### Short problem
Reproduce the listing exactly, with no pictures in your copy.
--
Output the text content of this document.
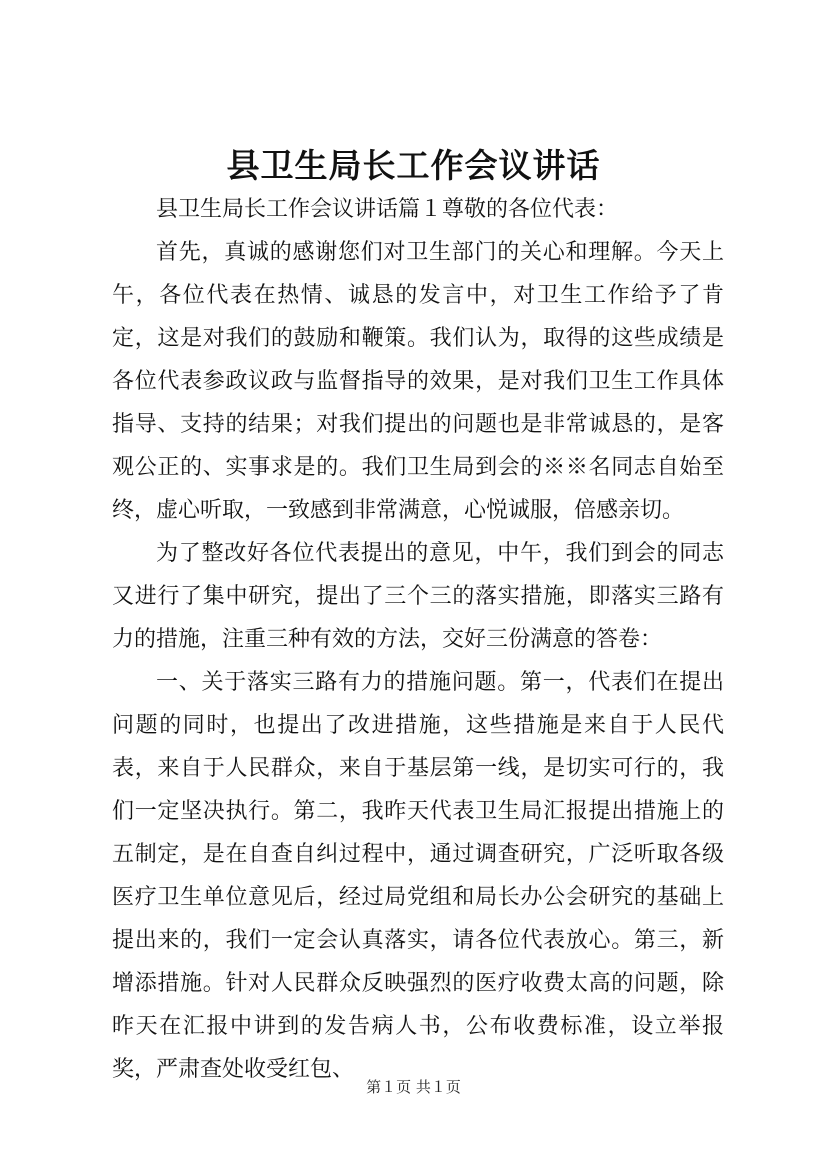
县卫生局长工作会议讲话

县卫生局长工作会议讲话篇１尊敬的各位代表：

首先，真诚的感谢您们对卫生部门的关心和理解。今天上午，各位代表在热情、诚恳的发言中，对卫生工作给予了肯定，这是对我们的鼓励和鞭策。我们认为，取得的这些成绩是各位代表参政议政与监督指导的效果，是对我们卫生工作具体指导、支持的结果；对我们提出的问题也是非常诚恳的，是客观公正的、实事求是的。我们卫生局到会的※※名同志自始至终，虚心听取，一致感到非常满意，心悦诚服，倍感亲切。

为了整改好各位代表提出的意见，中午，我们到会的同志又进行了集中研究，提出了三个三的落实措施，即落实三路有力的措施，注重三种有效的方法，交好三份满意的答卷：

一、关于落实三路有力的措施问题。第一，代表们在提出问题的同时，也提出了改进措施，这些措施是来自于人民代表，来自于人民群众，来自于基层第一线，是切实可行的，我们一定坚决执行。第二，我昨天代表卫生局汇报提出措施上的五制定，是在自查自纠过程中，通过调查研究，广泛听取各级医疗卫生单位意见后，经过局党组和局长办公会研究的基础上提出来的，我们一定会认真落实，请各位代表放心。第三，新增添措施。针对人民群众反映强烈的医疗收费太高的问题，除昨天在汇报中讲到的发告病人书，公布收费标准，设立举报奖，严肃查处收受红包、

第１页 共１页
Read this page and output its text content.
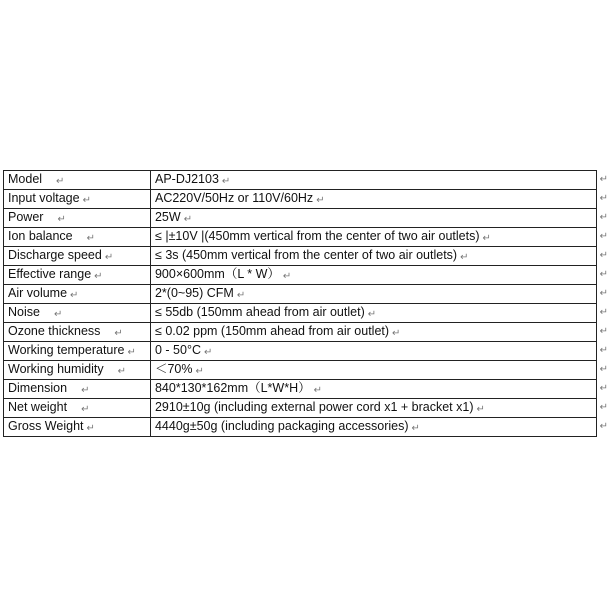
Model ↵	AP-DJ2103 ↵ ↵

Input voltage ↵	AC220V/50Hz or 110V/60Hz ↵ ↵

Power ↵	25W ↵ ↵

Ion balance ↵	≤ |±10V |(450mm vertical from the center of two air outlets) ↵ ↵

Discharge speed ↵	≤ 3s (450mm vertical from the center of two air outlets) ↵ ↵

Effective range ↵	900×600mm（L * W） ↵ ↵

Air volume ↵	2*(0~95) CFM ↵ ↵

Noise ↵	≤ 55db (150mm ahead from air outlet) ↵ ↵

Ozone thickness ↵	≤ 0.02 ppm (150mm ahead from air outlet) ↵ ↵

Working temperature ↵	0 - 50°C ↵ ↵

Working humidity ↵	＜70% ↵ ↵

Dimension ↵	840*130*162mm（L*W*H） ↵ ↵

Net weight ↵	2910±10g (including external power cord x1 + bracket x1) ↵ ↵

Gross Weight ↵	4440g±50g (including packaging accessories) ↵ ↵
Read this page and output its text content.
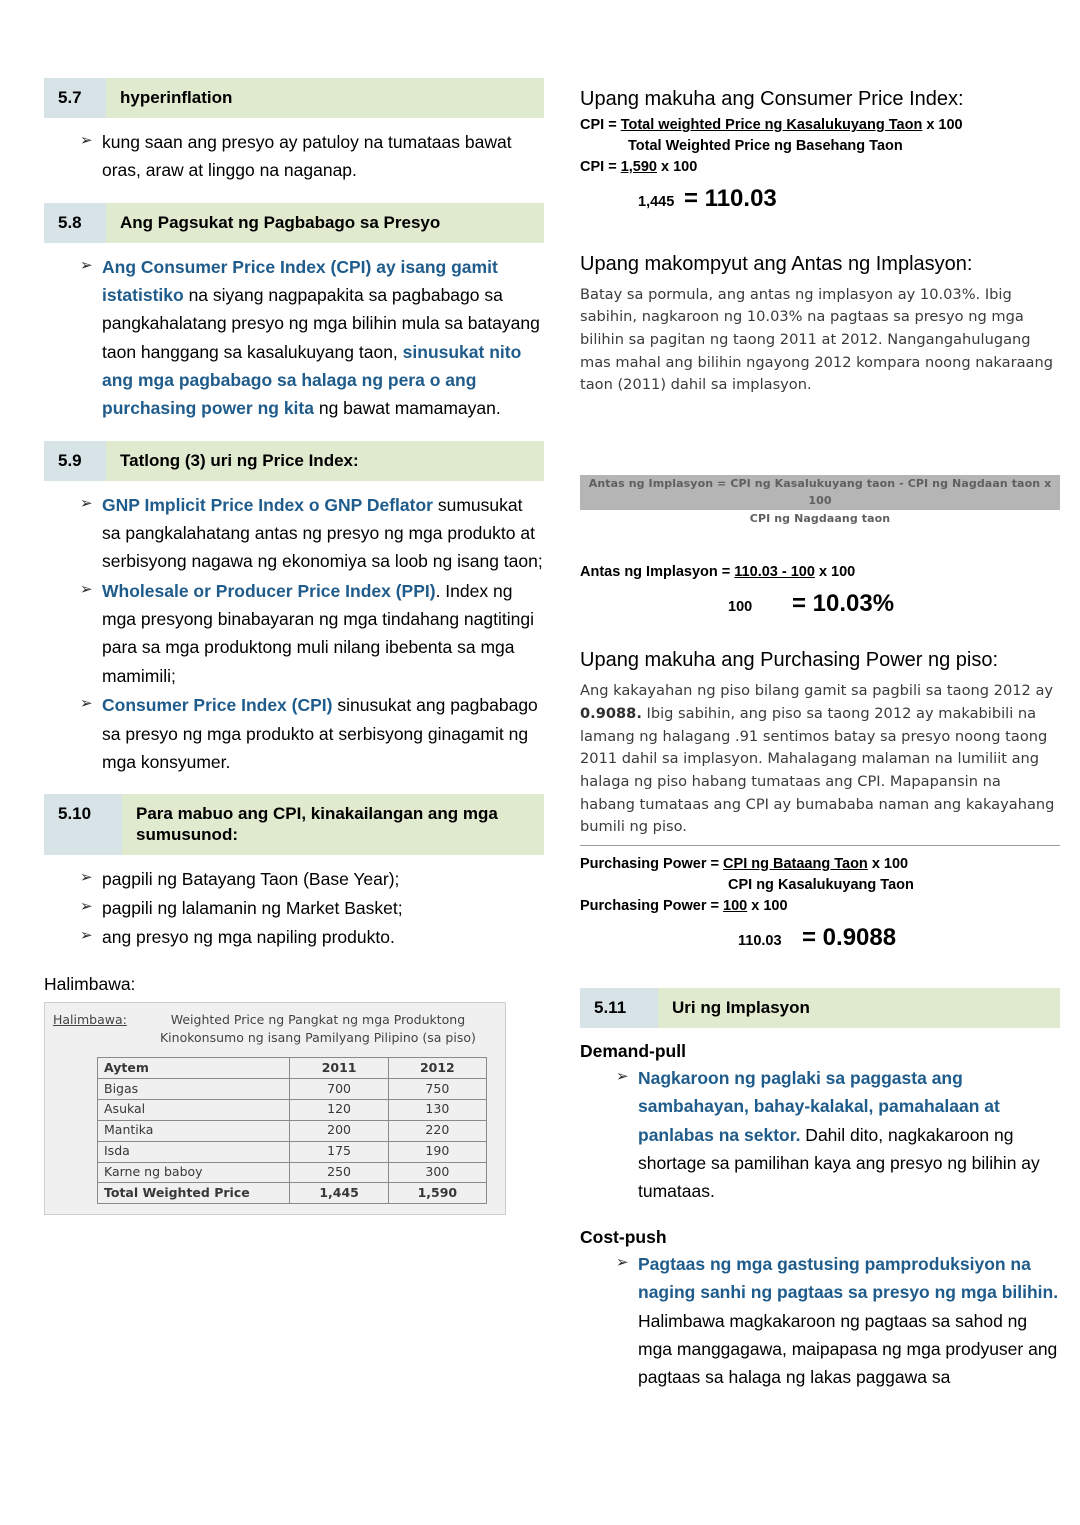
5.7	hyperinflation
➢ kung saan ang presyo ay patuloy na tumataas bawat oras, araw at linggo na naganap.
5.8	Ang Pagsukat ng Pagbabago sa Presyo
➢ Ang Consumer Price Index (CPI) ay isang gamit istatistiko na siyang nagpapakita sa pagbabago sa pangkahalatang presyo ng mga bilihin mula sa batayang taon hanggang sa kasalukuyang taon, sinusukat nito ang mga pagbabago sa halaga ng pera o ang purchasing power ng kita ng bawat mamamayan.
5.9	Tatlong (3) uri ng Price Index:
➢ GNP Implicit Price Index o GNP Deflator sumusukat sa pangkalahatang antas ng presyo ng mga produkto at serbisyong nagawa ng ekonomiya sa loob ng isang taon;
➢ Wholesale or Producer Price Index (PPI). Index ng mga presyong binabayaran ng mga tindahang nagtitingi para sa mga produktong muli nilang ibebenta sa mga mamimili;
➢ Consumer Price Index (CPI) sinusukat ang pagbabago sa presyo ng mga produkto at serbisyong ginagamit ng mga konsyumer.
5.10	Para mabuo ang CPI, kinakailangan ang mga sumusunod:
➢ pagpili ng Batayang Taon (Base Year);
➢ pagpili ng lalamanin ng Market Basket;
➢ ang presyo ng mga napiling produkto.

Halimbawa:

Halimbawa:	Weighted Price ng Pangkat ng mga Produktong
Kinokonsumo ng isang Pamilyang Pilipino (sa piso)
Aytem	2011	2012
Bigas	700	750
Asukal	120	130
Mantika	200	220
Isda	175	190
Karne ng baboy	250	300
Total Weighted Price	1,445	1,590

Upang makuha ang Consumer Price Index:

CPI = Total weighted Price ng Kasalukuyang Taon x 100
Total Weighted Price ng Basehang Taon
CPI = 1,590 x 100
1,445 = 110.03

Upang makompyut ang Antas ng Implasyon:

Batay sa pormula, ang antas ng implasyon ay 10.03%. Ibig sabihin, nagkaroon ng 10.03% na pagtaas sa presyo ng mga bilihin sa pagitan ng taong 2011 at 2012. Nangangahulugang mas mahal ang bilihin ngayong 2012 kompara noong nakaraang taon (2011) dahil sa implasyon.
Antas ng Implasyon = CPI ng Kasalukuyang taon - CPI ng Nagdaan taon x 100
CPI ng Nagdaang taon
Antas ng Implasyon = 110.03 - 100 x 100
100	= 10.03%

Upang makuha ang Purchasing Power ng piso:

Ang kakayahan ng piso bilang gamit sa pagbili sa taong 2012 ay 0.9088. Ibig sabihin, ang piso sa taong 2012 ay makabibili na lamang ng halagang .91 sentimos batay sa presyo noong taong 2011 dahil sa implasyon. Mahalagang malaman na lumiliit ang halaga ng piso habang tumataas ang CPI. Mapapansin na habang tumataas ang CPI ay bumababa naman ang kakayahang bumili ng piso.
Purchasing Power = CPI ng Bataang Taon x 100
CPI ng Kasalukuyang Taon
Purchasing Power = 100 x 100
110.03 = 0.9088
5.11	Uri ng Implasyon

Demand-pull

➢ Nagkaroon ng paglaki sa paggasta ang sambahayan, bahay-kalakal, pamahalaan at panlabas na sektor. Dahil dito, nagkakaroon ng shortage sa pamilihan kaya ang presyo ng bilihin ay tumataas.

Cost-push

➢ Pagtaas ng mga gastusing pamproduksiyon na naging sanhi ng pagtaas sa presyo ng mga bilihin. Halimbawa magkakaroon ng pagtaas sa sahod ng mga manggagawa, maipapasa ng mga prodyuser ang pagtaas sa halaga ng lakas paggawa sa
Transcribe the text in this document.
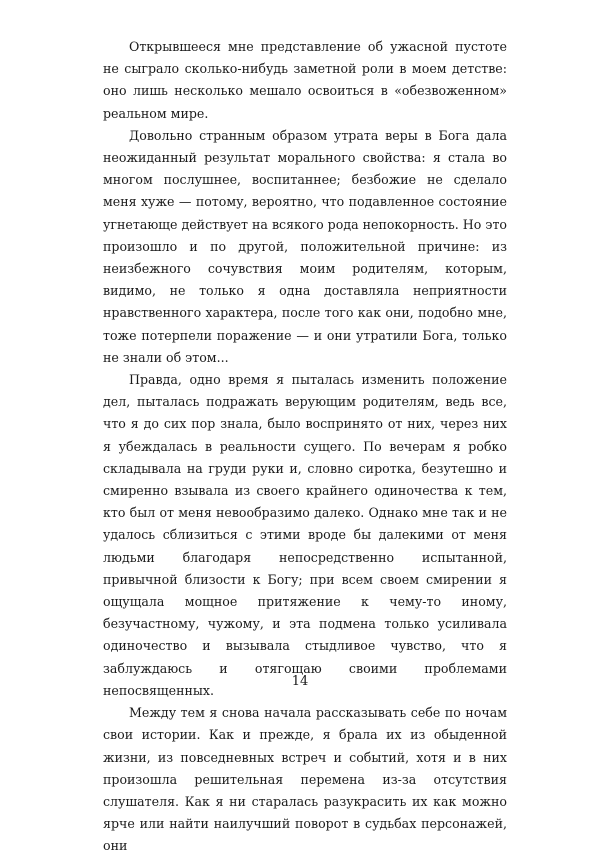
Открывшееся мне представление об ужасной пустоте не сыграло сколько-нибудь заметной роли в моем детстве: оно лишь несколько мешало освоиться в «обезвоженном» реальном мире.

Довольно странным образом утрата веры в Бога дала неожиданный результат морального свойства: я стала во многом послушнее, воспитаннее; безбожие не сделало меня хуже — потому, вероятно, что подавленное состояние угнетающе действует на всякого рода непокорность. Но это произошло и по другой, положительной причине: из неизбежного сочувствия моим родителям, которым, видимо, не только я одна доставляла неприятности нравственного характера, после того как они, подобно мне, тоже потерпели поражение — и они утратили Бога, только не знали об этом...

Правда, одно время я пыталась изменить положение дел, пыталась подражать верующим родителям, ведь все, что я до сих пор знала, было воспринято от них, через них я убеждалась в реальности сущего. По вечерам я робко складывала на груди руки и, словно сиротка, безутешно и смиренно взывала из своего крайнего одиночества к тем, кто был от меня невообразимо далеко. Однако мне так и не удалось сблизиться с этими вроде бы далекими от меня людьми благодаря непосредственно испытанной, привычной близости к Богу; при всем своем смирении я ощущала мощное притяжение к чему-то иному, безучастному, чужому, и эта подмена только усиливала одиночество и вызывала стыдливое чувство, что я заблуждаюсь и отягощаю своими проблемами непосвященных.

Между тем я снова начала рассказывать себе по ночам свои истории. Как и прежде, я брала их из обыденной жизни, из повседневных встреч и событий, хотя и в них произошла решительная перемена из-за отсутствия слушателя. Как я ни старалась разукрасить их как можно ярче или найти наилучший поворот в судьбах персонажей, они

14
--
### Response to this task
Output the text content of this document.
县卫生局长工作会议讲话

县卫生局长工作会议讲话篇１尊敬的各位代表：

首先，真诚的感谢您们对卫生部门的关心和理解。今天上午，各位代表在热情、诚恳的发言中，对卫生工作给予了肯定，这是对我们的鼓励和鞭策。我们认为，取得的这些成绩是各位代表参政议政与监督指导的效果，是对我们卫生工作具体指导、支持的结果；对我们提出的问题也是非常诚恳的，是客观公正的、实事求是的。我们卫生局到会的※※名同志自始至终，虚心听取，一致感到非常满意，心悦诚服，倍感亲切。

为了整改好各位代表提出的意见，中午，我们到会的同志又进行了集中研究，提出了三个三的落实措施，即落实三路有力的措施，注重三种有效的方法，交好三份满意的答卷：

一、关于落实三路有力的措施问题。第一，代表们在提出问题的同时，也提出了改进措施，这些措施是来自于人民代表，来自于人民群众，来自于基层第一线，是切实可行的，我们一定坚决执行。第二，我昨天代表卫生局汇报提出措施上的五制定，是在自查自纠过程中，通过调查研究，广泛听取各级医疗卫生单位意见后，经过局党组和局长办公会研究的基础上提出来的，我们一定会认真落实，请各位代表放心。第三，新增添措施。针对人民群众反映强烈的医疗收费太高的问题，除昨天在汇报中讲到的发告病人书，公布收费标准，设立举报奖，严肃查处收受红包、

第１页 共１页
Read this page and output its text content.
Model ↵	AP-DJ2103 ↵ ↵

Input voltage ↵	AC220V/50Hz or 110V/60Hz ↵ ↵

Power ↵	25W ↵ ↵

Ion balance ↵	≤ |±10V |(450mm vertical from the center of two air outlets) ↵ ↵

Discharge speed ↵	≤ 3s (450mm vertical from the center of two air outlets) ↵ ↵

Effective range ↵	900×600mm（L * W） ↵ ↵

Air volume ↵	2*(0~95) CFM ↵ ↵

Noise ↵	≤ 55db (150mm ahead from air outlet) ↵ ↵

Ozone thickness ↵	≤ 0.02 ppm (150mm ahead from air outlet) ↵ ↵

Working temperature ↵	0 - 50°C ↵ ↵

Working humidity ↵	＜70% ↵ ↵

Dimension ↵	840*130*162mm（L*W*H） ↵ ↵

Net weight ↵	2910±10g (including external power cord x1 + bracket x1) ↵ ↵

Gross Weight ↵	4440g±50g (including packaging accessories) ↵ ↵
Read this page and output its text content.
5.7	hyperinflation
➢ kung saan ang presyo ay patuloy na tumataas bawat oras, araw at linggo na naganap.
5.8	Ang Pagsukat ng Pagbabago sa Presyo
➢ Ang Consumer Price Index (CPI) ay isang gamit istatistiko na siyang nagpapakita sa pagbabago sa pangkahalatang presyo ng mga bilihin mula sa batayang taon hanggang sa kasalukuyang taon, sinusukat nito ang mga pagbabago sa halaga ng pera o ang purchasing power ng kita ng bawat mamamayan.
5.9	Tatlong (3) uri ng Price Index:
➢ GNP Implicit Price Index o GNP Deflator sumusukat sa pangkalahatang antas ng presyo ng mga produkto at serbisyong nagawa ng ekonomiya sa loob ng isang taon;
➢ Wholesale or Producer Price Index (PPI). Index ng mga presyong binabayaran ng mga tindahang nagtitingi para sa mga produktong muli nilang ibebenta sa mga mamimili;
➢ Consumer Price Index (CPI) sinusukat ang pagbabago sa presyo ng mga produkto at serbisyong ginagamit ng mga konsyumer.
5.10	Para mabuo ang CPI, kinakailangan ang mga sumusunod:
➢ pagpili ng Batayang Taon (Base Year);
➢ pagpili ng lalamanin ng Market Basket;
➢ ang presyo ng mga napiling produkto.

Halimbawa:

Halimbawa:	Weighted Price ng Pangkat ng mga Produktong
Kinokonsumo ng isang Pamilyang Pilipino (sa piso)
Aytem	2011	2012
Bigas	700	750
Asukal	120	130
Mantika	200	220
Isda	175	190
Karne ng baboy	250	300
Total Weighted Price	1,445	1,590

Upang makuha ang Consumer Price Index:

CPI = Total weighted Price ng Kasalukuyang Taon x 100
Total Weighted Price ng Basehang Taon
CPI = 1,590 x 100
1,445 = 110.03

Upang makompyut ang Antas ng Implasyon:

Batay sa pormula, ang antas ng implasyon ay 10.03%. Ibig sabihin, nagkaroon ng 10.03% na pagtaas sa presyo ng mga bilihin sa pagitan ng taong 2011 at 2012. Nangangahulugang mas mahal ang bilihin ngayong 2012 kompara noong nakaraang taon (2011) dahil sa implasyon.
Antas ng Implasyon = CPI ng Kasalukuyang taon - CPI ng Nagdaan taon x 100
CPI ng Nagdaang taon
Antas ng Implasyon = 110.03 - 100 x 100
100	= 10.03%

Upang makuha ang Purchasing Power ng piso:

Ang kakayahan ng piso bilang gamit sa pagbili sa taong 2012 ay 0.9088. Ibig sabihin, ang piso sa taong 2012 ay makabibili na lamang ng halagang .91 sentimos batay sa presyo noong taong 2011 dahil sa implasyon. Mahalagang malaman na lumiliit ang halaga ng piso habang tumataas ang CPI. Mapapansin na habang tumataas ang CPI ay bumababa naman ang kakayahang bumili ng piso.
Purchasing Power = CPI ng Bataang Taon x 100
CPI ng Kasalukuyang Taon
Purchasing Power = 100 x 100
110.03 = 0.9088
5.11	Uri ng Implasyon

Demand-pull

➢ Nagkaroon ng paglaki sa paggasta ang sambahayan, bahay-kalakal, pamahalaan at panlabas na sektor. Dahil dito, nagkakaroon ng shortage sa pamilihan kaya ang presyo ng bilihin ay tumataas.

Cost-push

➢ Pagtaas ng mga gastusing pamproduksiyon na naging sanhi ng pagtaas sa presyo ng mga bilihin. Halimbawa magkakaroon ng pagtaas sa sahod ng mga manggagawa, maipapasa ng mga prodyuser ang pagtaas sa halaga ng lakas paggawa sa
Transcribe the text in this document.
Открывшееся мне представление об ужасной пустоте не сыграло сколько-нибудь заметной роли в моем детстве: оно лишь несколько мешало освоиться в «обезвоженном» реальном мире.

Довольно странным образом утрата веры в Бога дала неожиданный результат морального свойства: я стала во многом послушнее, воспитаннее; безбожие не сделало меня хуже — потому, вероятно, что подавленное состояние угнетающе действует на всякого рода непокорность. Но это произошло и по другой, положительной причине: из неизбежного сочувствия моим родителям, которым, видимо, не только я одна доставляла неприятности нравственного характера, после того как они, подобно мне, тоже потерпели поражение — и они утратили Бога, только не знали об этом...

Правда, одно время я пыталась изменить положение дел, пыталась подражать верующим родителям, ведь все, что я до сих пор знала, было воспринято от них, через них я убеждалась в реальности сущего. По вечерам я робко складывала на груди руки и, словно сиротка, безутешно и смиренно взывала из своего крайнего одиночества к тем, кто был от меня невообразимо далеко. Однако мне так и не удалось сблизиться с этими вроде бы далекими от меня людьми благодаря непосредственно испытанной, привычной близости к Богу; при всем своем смирении я ощущала мощное притяжение к чему-то иному, безучастному, чужому, и эта подмена только усиливала одиночество и вызывала стыдливое чувство, что я заблуждаюсь и отягощаю своими проблемами непосвященных.

Между тем я снова начала рассказывать себе по ночам свои истории. Как и прежде, я брала их из обыденной жизни, из повседневных встреч и событий, хотя и в них произошла решительная перемена из-за отсутствия слушателя. Как я ни старалась разукрасить их как можно ярче или найти наилучший поворот в судьбах персонажей, они

14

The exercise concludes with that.